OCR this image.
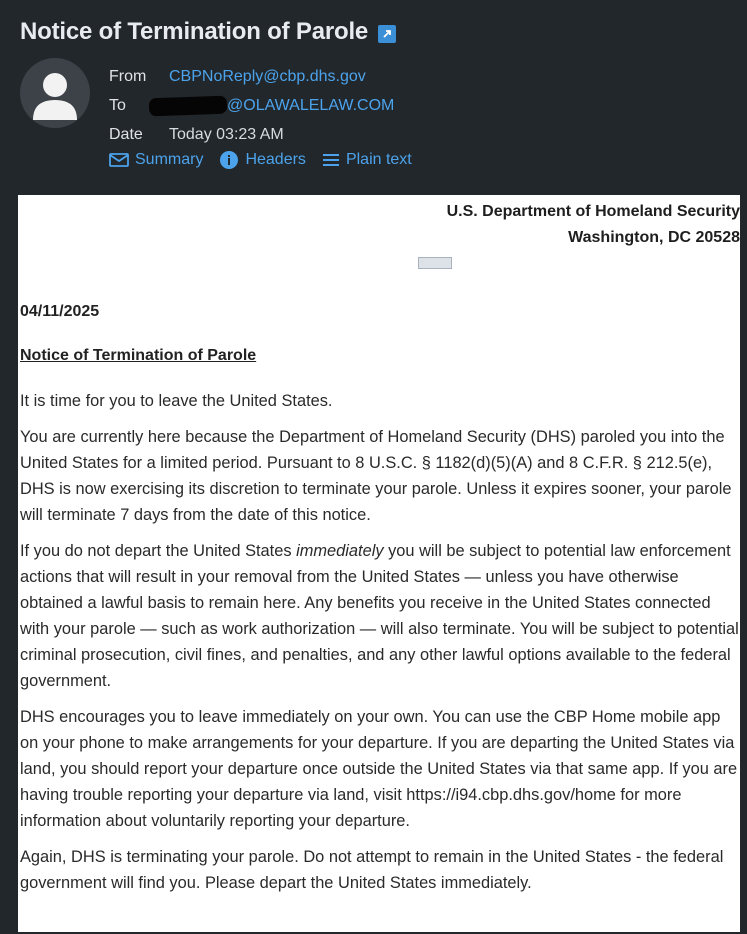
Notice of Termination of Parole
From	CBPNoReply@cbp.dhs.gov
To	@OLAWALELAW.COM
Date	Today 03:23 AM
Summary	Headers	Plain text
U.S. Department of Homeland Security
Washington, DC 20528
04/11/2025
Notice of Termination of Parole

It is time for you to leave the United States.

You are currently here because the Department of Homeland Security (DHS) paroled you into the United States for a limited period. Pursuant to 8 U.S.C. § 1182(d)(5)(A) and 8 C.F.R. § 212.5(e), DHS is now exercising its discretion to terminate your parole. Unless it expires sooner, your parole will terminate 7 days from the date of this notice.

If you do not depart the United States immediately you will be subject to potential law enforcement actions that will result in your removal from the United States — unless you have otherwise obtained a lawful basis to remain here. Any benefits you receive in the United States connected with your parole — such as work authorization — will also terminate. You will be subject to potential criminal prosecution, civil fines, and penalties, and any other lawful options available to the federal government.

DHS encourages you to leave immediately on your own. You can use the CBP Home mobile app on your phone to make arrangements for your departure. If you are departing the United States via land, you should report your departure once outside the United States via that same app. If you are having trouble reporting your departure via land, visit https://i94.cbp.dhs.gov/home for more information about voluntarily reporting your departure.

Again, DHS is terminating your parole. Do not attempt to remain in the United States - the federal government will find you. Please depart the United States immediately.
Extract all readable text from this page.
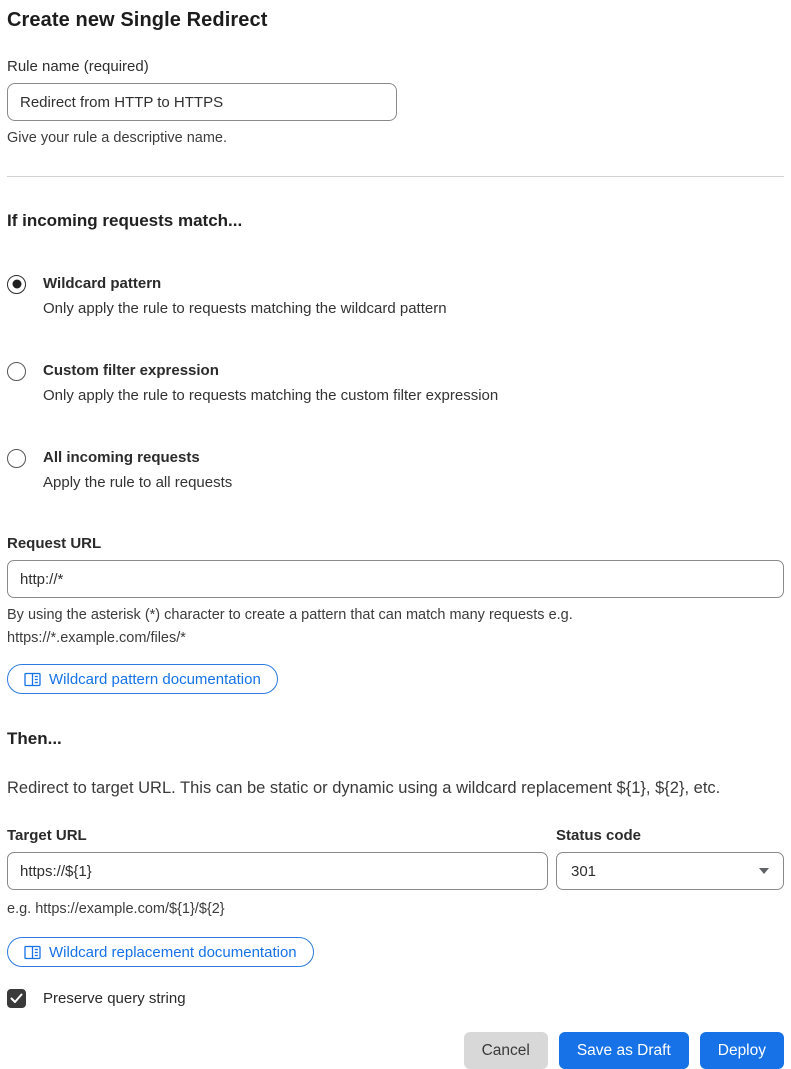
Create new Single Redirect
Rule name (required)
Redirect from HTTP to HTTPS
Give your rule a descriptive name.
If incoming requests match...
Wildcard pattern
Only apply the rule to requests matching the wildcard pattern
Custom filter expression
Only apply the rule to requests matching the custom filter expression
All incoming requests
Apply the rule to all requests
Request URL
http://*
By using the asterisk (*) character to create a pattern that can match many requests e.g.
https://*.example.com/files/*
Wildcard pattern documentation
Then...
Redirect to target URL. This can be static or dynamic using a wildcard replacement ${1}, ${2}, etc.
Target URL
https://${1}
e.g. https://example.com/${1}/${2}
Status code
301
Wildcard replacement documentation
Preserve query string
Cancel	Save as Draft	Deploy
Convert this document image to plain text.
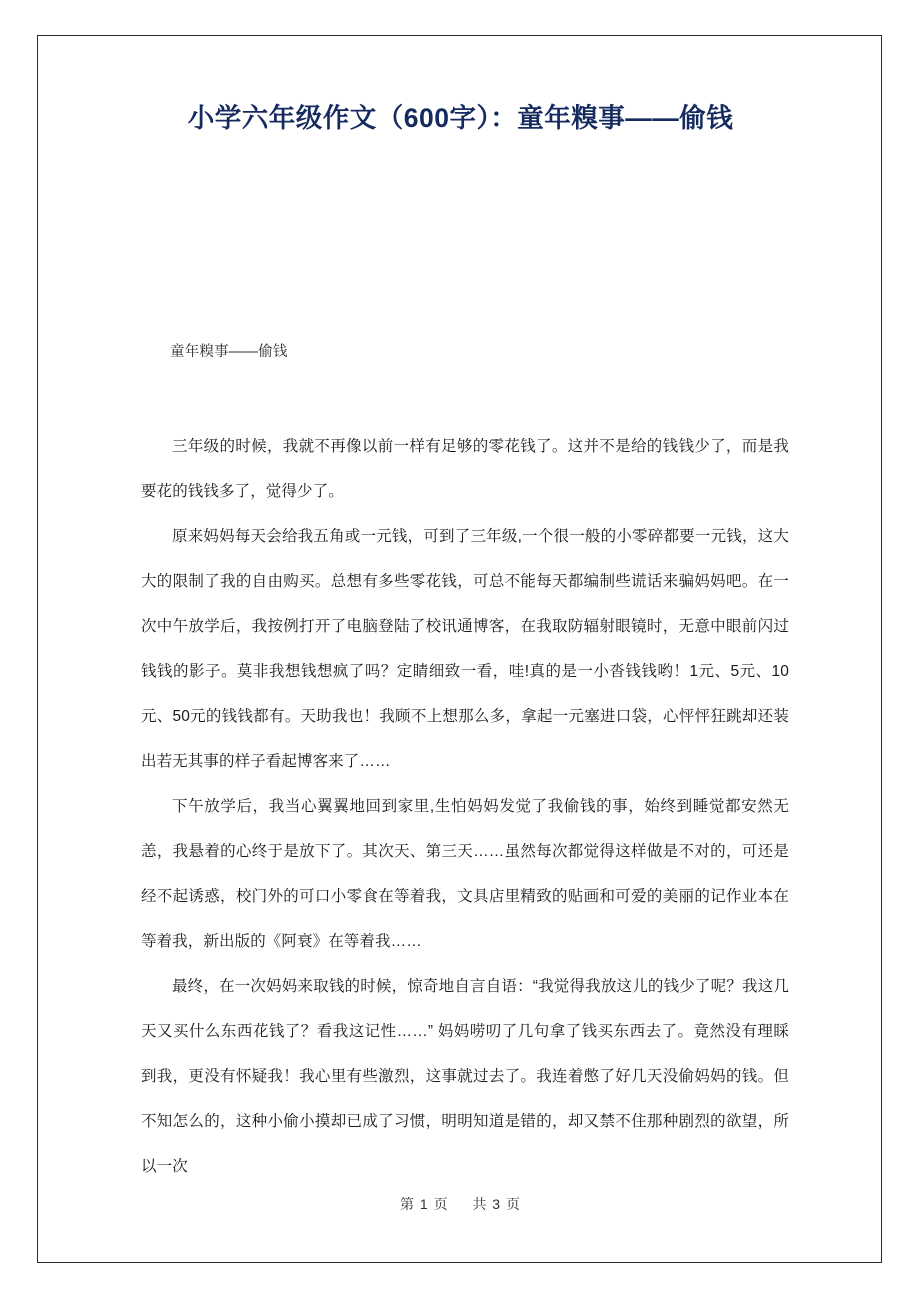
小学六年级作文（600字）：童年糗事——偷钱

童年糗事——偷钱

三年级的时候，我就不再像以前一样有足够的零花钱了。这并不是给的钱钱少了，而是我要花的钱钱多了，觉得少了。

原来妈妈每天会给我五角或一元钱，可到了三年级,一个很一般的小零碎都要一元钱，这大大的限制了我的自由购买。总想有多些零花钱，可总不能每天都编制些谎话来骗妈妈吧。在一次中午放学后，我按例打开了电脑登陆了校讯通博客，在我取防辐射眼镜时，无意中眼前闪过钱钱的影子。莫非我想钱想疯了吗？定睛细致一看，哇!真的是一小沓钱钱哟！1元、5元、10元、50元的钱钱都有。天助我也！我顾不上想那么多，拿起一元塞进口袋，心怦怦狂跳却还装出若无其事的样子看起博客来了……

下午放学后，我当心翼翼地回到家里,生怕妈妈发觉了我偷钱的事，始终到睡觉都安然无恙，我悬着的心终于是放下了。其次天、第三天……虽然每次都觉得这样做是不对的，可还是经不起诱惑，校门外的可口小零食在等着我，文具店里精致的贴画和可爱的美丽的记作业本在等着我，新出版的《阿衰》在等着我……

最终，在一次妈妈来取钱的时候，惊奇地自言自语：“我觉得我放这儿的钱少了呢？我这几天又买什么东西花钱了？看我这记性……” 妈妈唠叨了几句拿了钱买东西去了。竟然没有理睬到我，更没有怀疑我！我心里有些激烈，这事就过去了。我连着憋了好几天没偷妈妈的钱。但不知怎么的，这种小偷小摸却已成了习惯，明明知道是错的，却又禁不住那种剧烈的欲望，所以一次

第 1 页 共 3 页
****************************************
▶ **TASK DIRECTIONS**: Emit the lines of the data above from the one containing "Convert this document image to plain text." through its final line, both endpoints included. Pictures do not belong in the output.

▶ **ANSWER TO THE PROBLEM**:
Convert this document image to plain text.
小学六年级作文（600字）：童年糗事——偷钱

童年糗事——偷钱

三年级的时候，我就不再像以前一样有足够的零花钱了。这并不是给的钱钱少了，而是我要花的钱钱多了，觉得少了。

原来妈妈每天会给我五角或一元钱，可到了三年级,一个很一般的小零碎都要一元钱，这大大的限制了我的自由购买。总想有多些零花钱，可总不能每天都编制些谎话来骗妈妈吧。在一次中午放学后，我按例打开了电脑登陆了校讯通博客，在我取防辐射眼镜时，无意中眼前闪过钱钱的影子。莫非我想钱想疯了吗？定睛细致一看，哇!真的是一小沓钱钱哟！1元、5元、10元、50元的钱钱都有。天助我也！我顾不上想那么多，拿起一元塞进口袋，心怦怦狂跳却还装出若无其事的样子看起博客来了……

下午放学后，我当心翼翼地回到家里,生怕妈妈发觉了我偷钱的事，始终到睡觉都安然无恙，我悬着的心终于是放下了。其次天、第三天……虽然每次都觉得这样做是不对的，可还是经不起诱惑，校门外的可口小零食在等着我，文具店里精致的贴画和可爱的美丽的记作业本在等着我，新出版的《阿衰》在等着我……

最终，在一次妈妈来取钱的时候，惊奇地自言自语：“我觉得我放这儿的钱少了呢？我这几天又买什么东西花钱了？看我这记性……” 妈妈唠叨了几句拿了钱买东西去了。竟然没有理睬到我，更没有怀疑我！我心里有些激烈，这事就过去了。我连着憋了好几天没偷妈妈的钱。但不知怎么的，这种小偷小摸却已成了习惯，明明知道是错的，却又禁不住那种剧烈的欲望，所以一次

第 1 页 共 3 页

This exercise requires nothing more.